*Dataset records on visual material*:

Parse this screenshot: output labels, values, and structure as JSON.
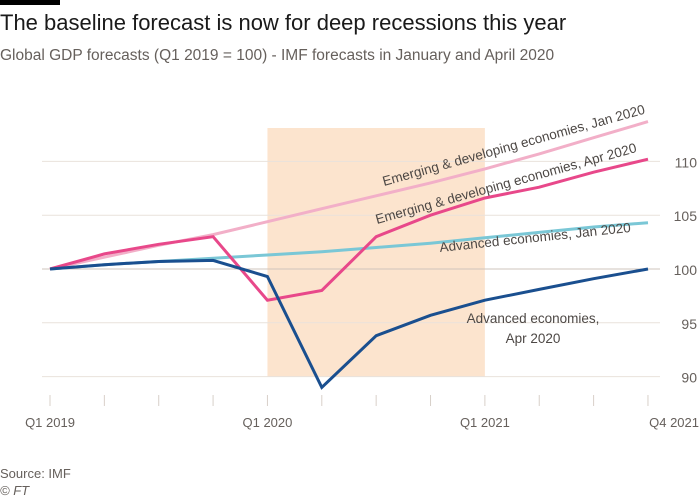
{
  "header": {
    "title": "The baseline forecast is now for deep recessions this year",
    "subtitle": "Global GDP forecasts (Q1 2019 = 100) - IMF forecasts in January and April 2020"
  },
  "footer": {
    "source": "Source: IMF",
    "copyright": "© FT"
  },
  "chart_data": {
    "type": "line",
    "title": "The baseline forecast is now for deep recessions this year",
    "subtitle": "Global GDP forecasts (Q1 2019 = 100) - IMF forecasts in January and April 2020",
    "xlabel": "",
    "ylabel": "",
    "x": [
      "Q1 2019",
      "Q2 2019",
      "Q3 2019",
      "Q4 2019",
      "Q1 2020",
      "Q2 2020",
      "Q3 2020",
      "Q4 2020",
      "Q1 2021",
      "Q2 2021",
      "Q3 2021",
      "Q4 2021"
    ],
    "x_tick_labels": [
      {
        "index": 0,
        "label": "Q1 2019"
      },
      {
        "index": 4,
        "label": "Q1 2020"
      },
      {
        "index": 8,
        "label": "Q1 2021"
      },
      {
        "index": 11,
        "label": "Q4 2021"
      }
    ],
    "ylim": [
      90,
      112
    ],
    "y_ticks": [
      90,
      95,
      100,
      105,
      110
    ],
    "y_axis_side": "right",
    "grid": true,
    "shaded_range": {
      "from": "Q1 2020",
      "to": "Q1 2021",
      "color": "#fce4ce"
    },
    "series": [
      {
        "name": "Emerging & developing economies, Jan 2020",
        "color": "#f2afc8",
        "values": [
          100,
          101.1,
          102.2,
          103.2,
          104.4,
          105.6,
          106.8,
          108.0,
          109.3,
          110.7,
          112.2,
          113.7
        ]
      },
      {
        "name": "Advanced economies, Jan 2020",
        "color": "#7ac7d6",
        "values": [
          100,
          100.4,
          100.7,
          101.0,
          101.3,
          101.6,
          102.0,
          102.4,
          102.9,
          103.4,
          103.9,
          104.3
        ]
      },
      {
        "name": "Emerging & developing economies, Apr 2020",
        "color": "#e8488a",
        "values": [
          100,
          101.4,
          102.3,
          103.0,
          97.1,
          98.0,
          103.0,
          105.0,
          106.6,
          107.6,
          109.0,
          110.2
        ]
      },
      {
        "name": "Advanced economies, Apr 2020",
        "color": "#1a4f8f",
        "values": [
          100,
          100.4,
          100.7,
          100.8,
          99.3,
          89.0,
          93.8,
          95.7,
          97.1,
          98.1,
          99.1,
          100.0
        ]
      }
    ],
    "annotations": [
      {
        "text": "Emerging & developing economies, Jan 2020",
        "series": 0
      },
      {
        "text": "Emerging & developing economies, Apr 2020",
        "series": 2
      },
      {
        "text": "Advanced economies, Jan 2020",
        "series": 1
      },
      {
        "text": "Advanced economies,",
        "series": 3
      },
      {
        "text": "Apr 2020",
        "series": 3
      }
    ]
  }
}
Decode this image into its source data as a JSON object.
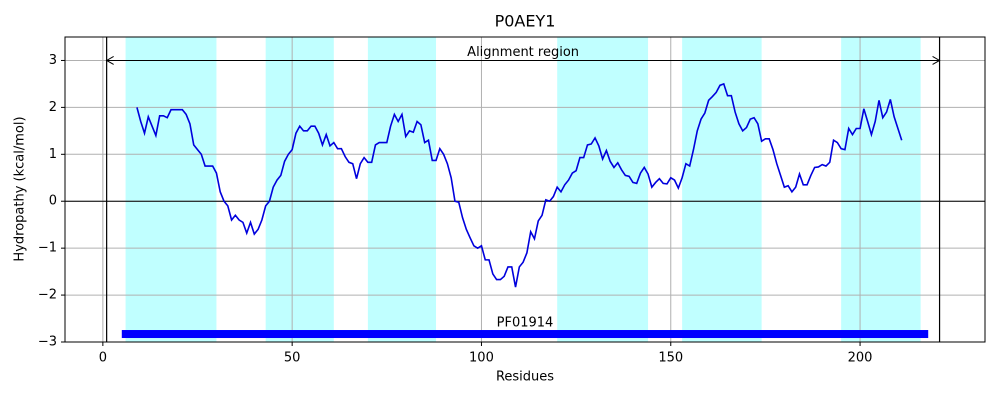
{
  "chart_data": {
    "type": "line",
    "title": "P0AEY1",
    "xlabel": "Residues",
    "ylabel": "Hydropathy (kcal/mol)",
    "xlim": [
      -10,
      233
    ],
    "ylim": [
      -3,
      3.5
    ],
    "xticks": [
      0,
      50,
      100,
      150,
      200
    ],
    "yticks": [
      {
        "value": -3,
        "label": "−3"
      },
      {
        "value": -2,
        "label": "−2"
      },
      {
        "value": -1,
        "label": "−1"
      },
      0,
      1,
      2,
      3
    ],
    "grid": true,
    "regions": [
      [
        6,
        30
      ],
      [
        43,
        61
      ],
      [
        70,
        88
      ],
      [
        120,
        144
      ],
      [
        153,
        174
      ],
      [
        195,
        216
      ]
    ],
    "region_color": "#c0ffff",
    "boundaries": [
      1,
      221
    ],
    "annotation": {
      "text": "Alignment region",
      "start": 1,
      "end": 221,
      "y": 3
    },
    "domains": [
      {
        "name": "PF01914",
        "start": 5,
        "end": 218,
        "y": -2.83,
        "color": "#0000ff"
      }
    ],
    "x": [
      9,
      10,
      11,
      12,
      13,
      14,
      15,
      16,
      17,
      18,
      19,
      20,
      21,
      22,
      23,
      24,
      25,
      26,
      27,
      28,
      29,
      30,
      31,
      32,
      33,
      34,
      35,
      36,
      37,
      38,
      39,
      40,
      41,
      42,
      43,
      44,
      45,
      46,
      47,
      48,
      49,
      50,
      51,
      52,
      53,
      54,
      55,
      56,
      57,
      58,
      59,
      60,
      61,
      62,
      63,
      64,
      65,
      66,
      67,
      68,
      69,
      70,
      71,
      72,
      73,
      74,
      75,
      76,
      77,
      78,
      79,
      80,
      81,
      82,
      83,
      84,
      85,
      86,
      87,
      88,
      89,
      90,
      91,
      92,
      93,
      94,
      95,
      96,
      97,
      98,
      99,
      100,
      101,
      102,
      103,
      104,
      105,
      106,
      107,
      108,
      109,
      110,
      111,
      112,
      113,
      114,
      115,
      116,
      117,
      118,
      119,
      120,
      121,
      122,
      123,
      124,
      125,
      126,
      127,
      128,
      129,
      130,
      131,
      132,
      133,
      134,
      135,
      136,
      137,
      138,
      139,
      140,
      141,
      142,
      143,
      144,
      145,
      146,
      147,
      148,
      149,
      150,
      151,
      152,
      153,
      154,
      155,
      156,
      157,
      158,
      159,
      160,
      161,
      162,
      163,
      164,
      165,
      166,
      167,
      168,
      169,
      170,
      171,
      172,
      173,
      174,
      175,
      176,
      177,
      178,
      179,
      180,
      181,
      182,
      183,
      184,
      185,
      186,
      187,
      188,
      189,
      190,
      191,
      192,
      193,
      194,
      195,
      196,
      197,
      198,
      199,
      200,
      201,
      202,
      203,
      204,
      205,
      206,
      207,
      208,
      209,
      210,
      211
    ],
    "series": [
      {
        "color": "#0000dd",
        "values": [
          2.0,
          1.7,
          1.45,
          1.8,
          1.6,
          1.4,
          1.82,
          1.82,
          1.78,
          1.95,
          1.95,
          1.95,
          1.95,
          1.85,
          1.65,
          1.2,
          1.1,
          1.0,
          0.75,
          0.75,
          0.75,
          0.6,
          0.2,
          0.0,
          -0.1,
          -0.4,
          -0.3,
          -0.4,
          -0.45,
          -0.68,
          -0.45,
          -0.7,
          -0.6,
          -0.4,
          -0.1,
          0.0,
          0.3,
          0.45,
          0.55,
          0.85,
          1.0,
          1.1,
          1.45,
          1.6,
          1.5,
          1.5,
          1.6,
          1.6,
          1.45,
          1.2,
          1.42,
          1.18,
          1.25,
          1.12,
          1.12,
          0.95,
          0.83,
          0.8,
          0.48,
          0.8,
          0.93,
          0.83,
          0.83,
          1.2,
          1.25,
          1.25,
          1.25,
          1.6,
          1.85,
          1.7,
          1.85,
          1.38,
          1.5,
          1.47,
          1.7,
          1.63,
          1.25,
          1.3,
          0.87,
          0.87,
          1.12,
          1.0,
          0.8,
          0.5,
          0.0,
          -0.02,
          -0.35,
          -0.6,
          -0.78,
          -0.95,
          -1.0,
          -0.95,
          -1.25,
          -1.25,
          -1.55,
          -1.67,
          -1.67,
          -1.6,
          -1.4,
          -1.4,
          -1.83,
          -1.4,
          -1.3,
          -1.1,
          -0.65,
          -0.8,
          -0.42,
          -0.3,
          0.03,
          0.0,
          0.1,
          0.3,
          0.2,
          0.35,
          0.45,
          0.6,
          0.65,
          0.93,
          0.93,
          1.2,
          1.22,
          1.35,
          1.18,
          0.9,
          1.08,
          0.85,
          0.72,
          0.82,
          0.67,
          0.55,
          0.53,
          0.4,
          0.38,
          0.6,
          0.72,
          0.58,
          0.3,
          0.4,
          0.48,
          0.38,
          0.37,
          0.5,
          0.45,
          0.28,
          0.5,
          0.8,
          0.75,
          1.1,
          1.5,
          1.75,
          1.88,
          2.15,
          2.23,
          2.32,
          2.47,
          2.5,
          2.25,
          2.25,
          1.9,
          1.65,
          1.5,
          1.57,
          1.75,
          1.78,
          1.65,
          1.28,
          1.33,
          1.33,
          1.1,
          0.8,
          0.55,
          0.3,
          0.33,
          0.2,
          0.3,
          0.58,
          0.35,
          0.35,
          0.55,
          0.72,
          0.73,
          0.78,
          0.75,
          0.83,
          1.3,
          1.25,
          1.12,
          1.1,
          1.55,
          1.42,
          1.55,
          1.55,
          1.97,
          1.7,
          1.42,
          1.7,
          2.15,
          1.78,
          1.9,
          2.17,
          1.8,
          1.55,
          1.3
        ]
      }
    ]
  }
}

*What the exercise asks*: Write out each line of the data that holds the string "series".

*Answer for the task*:
    "series": [
        "series": 0
        "series": 2
        "series": 1
        "series": 3
        "series": 3
    "series": [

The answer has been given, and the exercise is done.